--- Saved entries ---
==============================
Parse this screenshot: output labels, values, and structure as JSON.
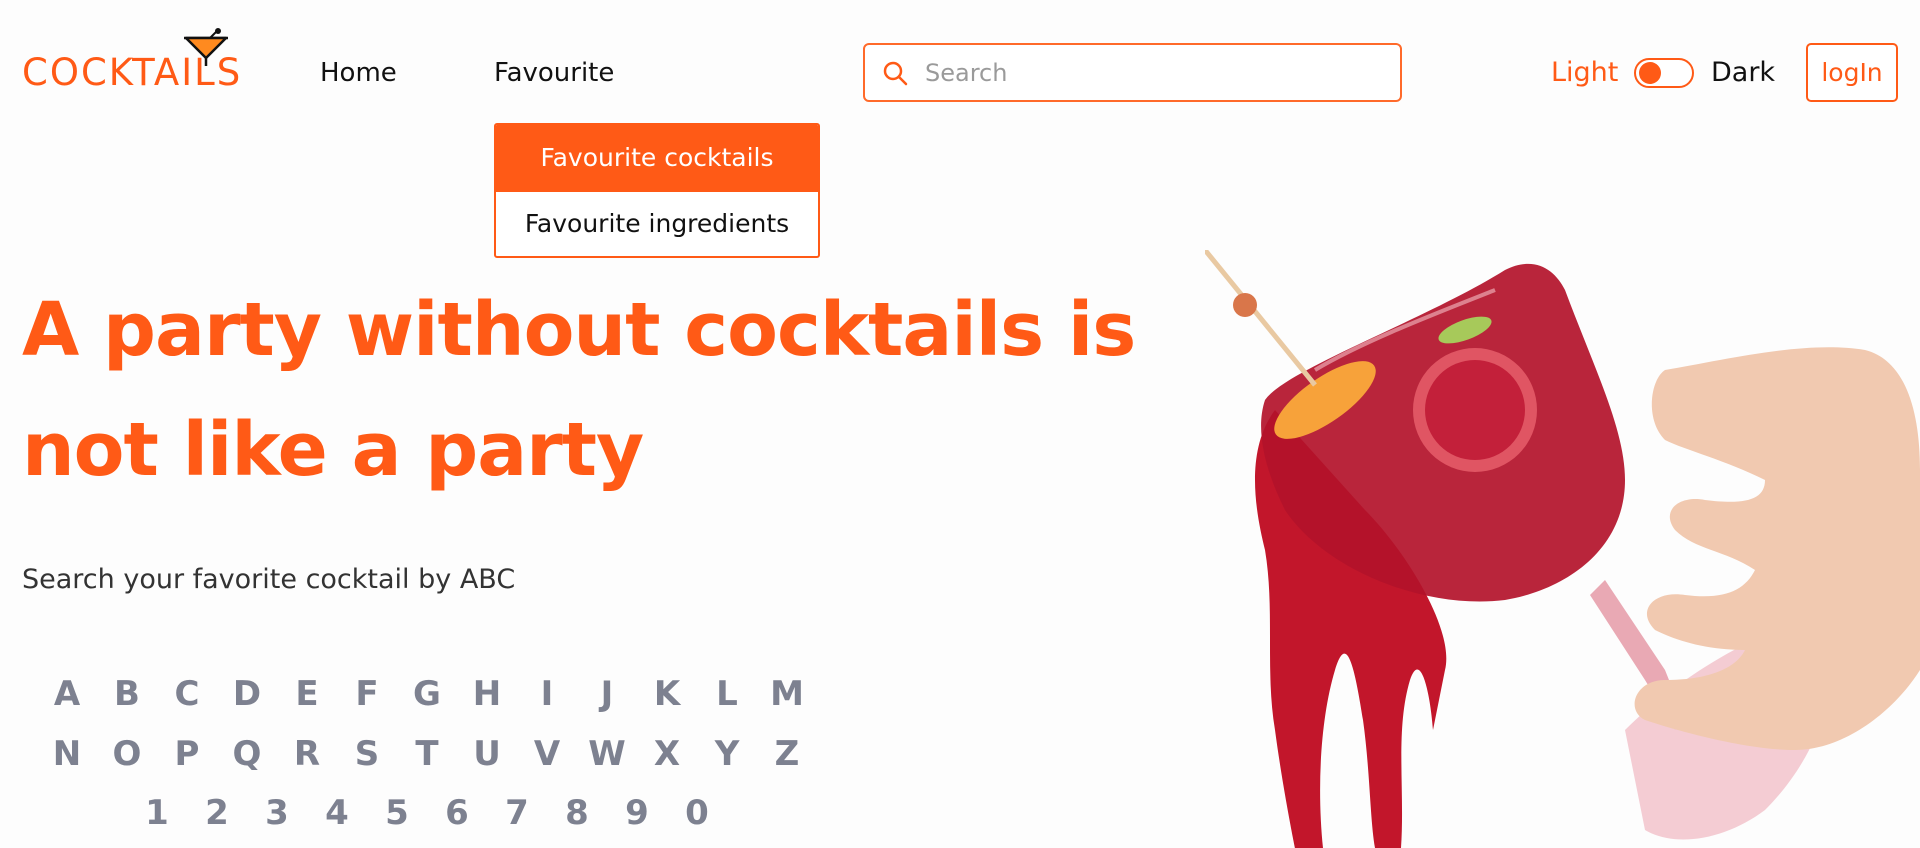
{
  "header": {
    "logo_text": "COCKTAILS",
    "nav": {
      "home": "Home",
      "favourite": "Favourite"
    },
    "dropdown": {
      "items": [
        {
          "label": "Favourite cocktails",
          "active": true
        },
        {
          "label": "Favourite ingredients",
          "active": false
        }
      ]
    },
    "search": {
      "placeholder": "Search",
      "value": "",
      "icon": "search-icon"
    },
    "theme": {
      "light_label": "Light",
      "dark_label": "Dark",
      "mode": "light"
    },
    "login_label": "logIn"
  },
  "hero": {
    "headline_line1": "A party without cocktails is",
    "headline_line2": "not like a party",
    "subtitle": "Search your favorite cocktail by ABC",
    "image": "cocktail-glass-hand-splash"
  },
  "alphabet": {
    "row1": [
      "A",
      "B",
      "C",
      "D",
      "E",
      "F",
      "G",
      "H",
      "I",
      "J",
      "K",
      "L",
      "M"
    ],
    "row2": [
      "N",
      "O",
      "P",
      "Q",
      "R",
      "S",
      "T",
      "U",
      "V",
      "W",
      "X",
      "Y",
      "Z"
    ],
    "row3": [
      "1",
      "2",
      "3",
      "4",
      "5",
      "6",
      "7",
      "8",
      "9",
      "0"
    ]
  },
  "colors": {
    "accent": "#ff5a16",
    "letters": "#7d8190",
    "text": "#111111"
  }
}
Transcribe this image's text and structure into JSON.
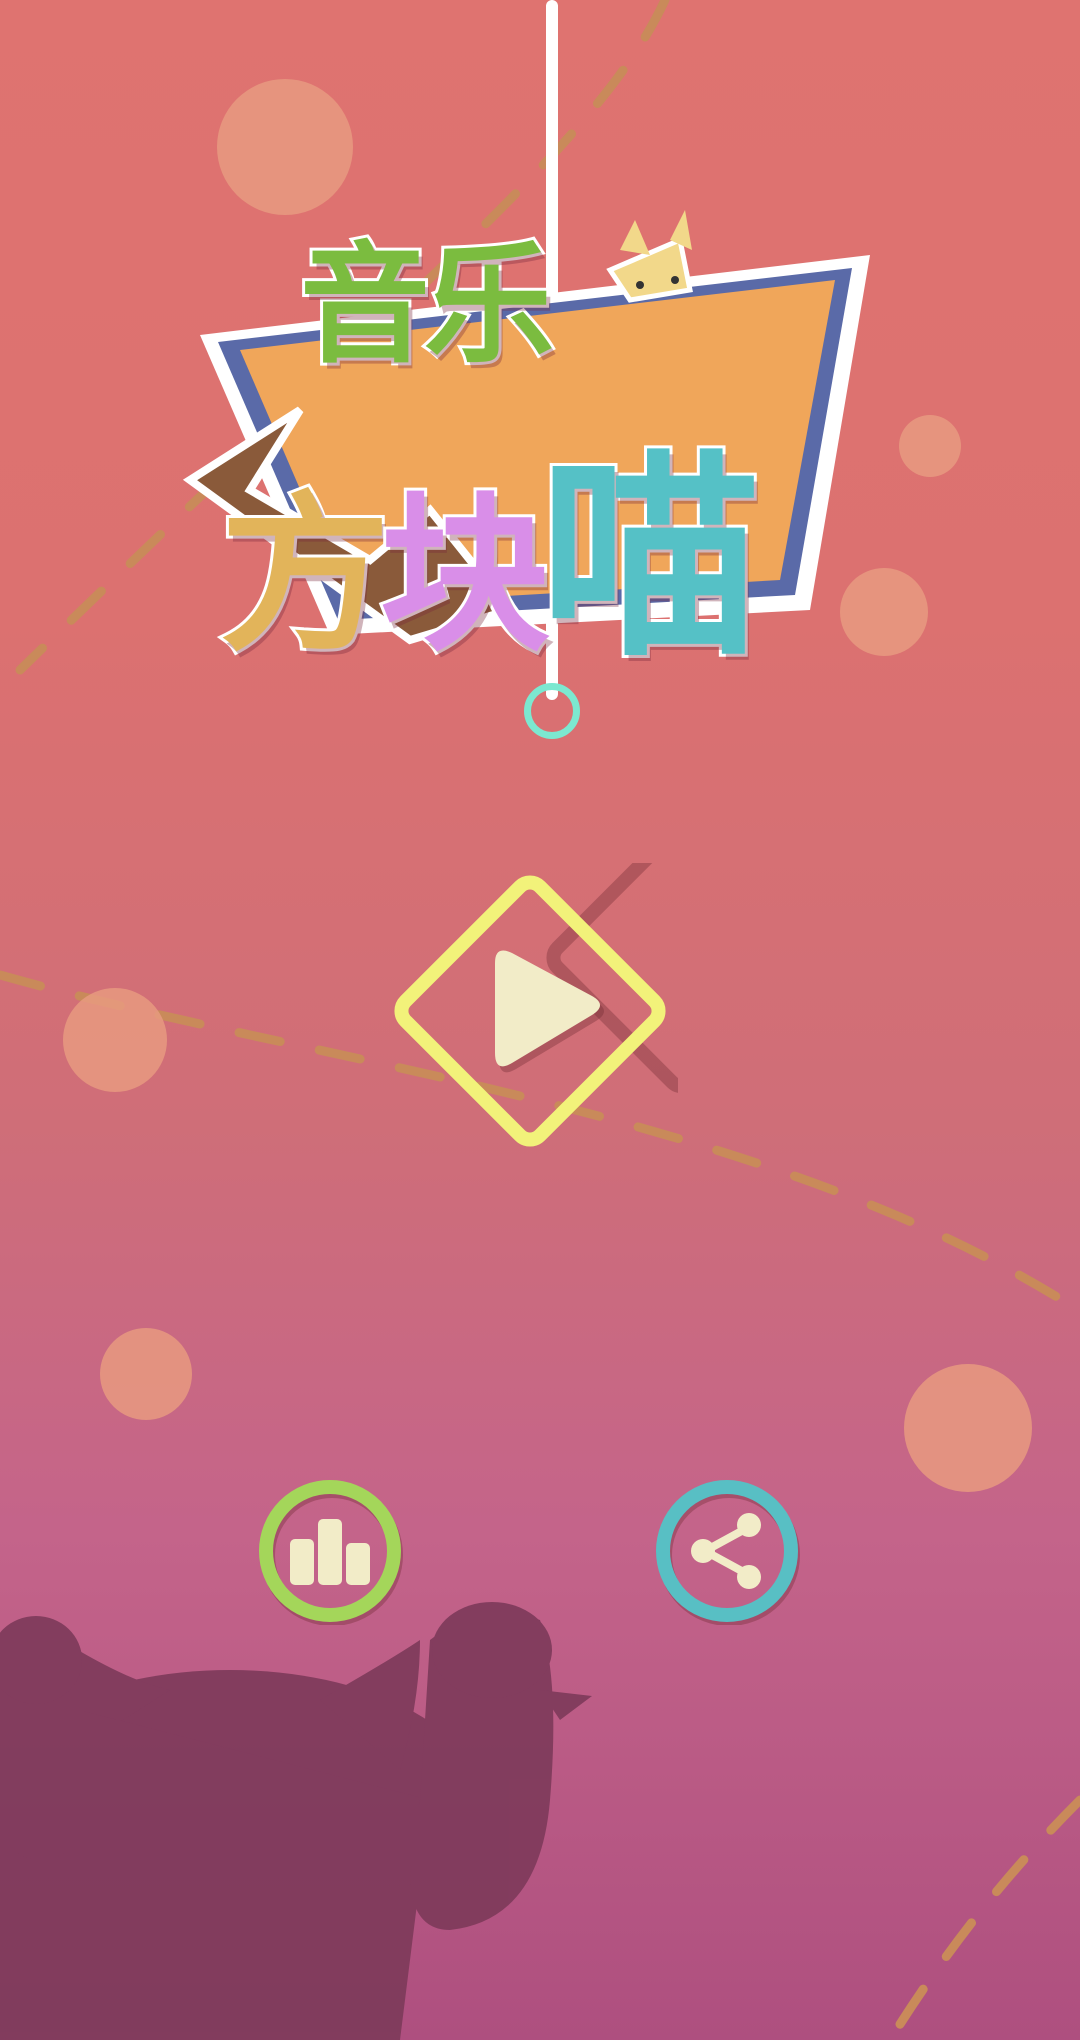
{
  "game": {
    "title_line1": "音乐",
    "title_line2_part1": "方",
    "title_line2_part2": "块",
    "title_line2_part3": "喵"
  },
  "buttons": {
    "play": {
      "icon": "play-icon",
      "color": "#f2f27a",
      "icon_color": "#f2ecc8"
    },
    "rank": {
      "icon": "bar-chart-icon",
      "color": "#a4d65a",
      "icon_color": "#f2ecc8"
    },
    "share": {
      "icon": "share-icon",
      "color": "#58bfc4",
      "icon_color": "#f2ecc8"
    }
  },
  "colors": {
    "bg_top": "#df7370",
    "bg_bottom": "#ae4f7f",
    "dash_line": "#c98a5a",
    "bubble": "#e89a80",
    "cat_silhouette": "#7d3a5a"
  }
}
==============================
--- Work to do ---
From the material above, copy everything exactly but the pictures.

--- Full answer ---
Parse this screenshot: output labels, values, and structure as JSON.
{
  "header": {
    "logo_text": "COCKTAILS",
    "nav": {
      "home": "Home",
      "favourite": "Favourite"
    },
    "dropdown": {
      "items": [
        {
          "label": "Favourite cocktails",
          "active": true
        },
        {
          "label": "Favourite ingredients",
          "active": false
        }
      ]
    },
    "search": {
      "placeholder": "Search",
      "value": "",
      "icon": "search-icon"
    },
    "theme": {
      "light_label": "Light",
      "dark_label": "Dark",
      "mode": "light"
    },
    "login_label": "logIn"
  },
  "hero": {
    "headline_line1": "A party without cocktails is",
    "headline_line2": "not like a party",
    "subtitle": "Search your favorite cocktail by ABC",
    "image": "cocktail-glass-hand-splash"
  },
  "alphabet": {
    "row1": [
      "A",
      "B",
      "C",
      "D",
      "E",
      "F",
      "G",
      "H",
      "I",
      "J",
      "K",
      "L",
      "M"
    ],
    "row2": [
      "N",
      "O",
      "P",
      "Q",
      "R",
      "S",
      "T",
      "U",
      "V",
      "W",
      "X",
      "Y",
      "Z"
    ],
    "row3": [
      "1",
      "2",
      "3",
      "4",
      "5",
      "6",
      "7",
      "8",
      "9",
      "0"
    ]
  },
  "colors": {
    "accent": "#ff5a16",
    "letters": "#7d8190",
    "text": "#111111"
  }
}
Transcribe this image's text and structure into JSON.
{
  "game": {
    "title_line1": "音乐",
    "title_line2_part1": "方",
    "title_line2_part2": "块",
    "title_line2_part3": "喵"
  },
  "buttons": {
    "play": {
      "icon": "play-icon",
      "color": "#f2f27a",
      "icon_color": "#f2ecc8"
    },
    "rank": {
      "icon": "bar-chart-icon",
      "color": "#a4d65a",
      "icon_color": "#f2ecc8"
    },
    "share": {
      "icon": "share-icon",
      "color": "#58bfc4",
      "icon_color": "#f2ecc8"
    }
  },
  "colors": {
    "bg_top": "#df7370",
    "bg_bottom": "#ae4f7f",
    "dash_line": "#c98a5a",
    "bubble": "#e89a80",
    "cat_silhouette": "#7d3a5a"
  }
}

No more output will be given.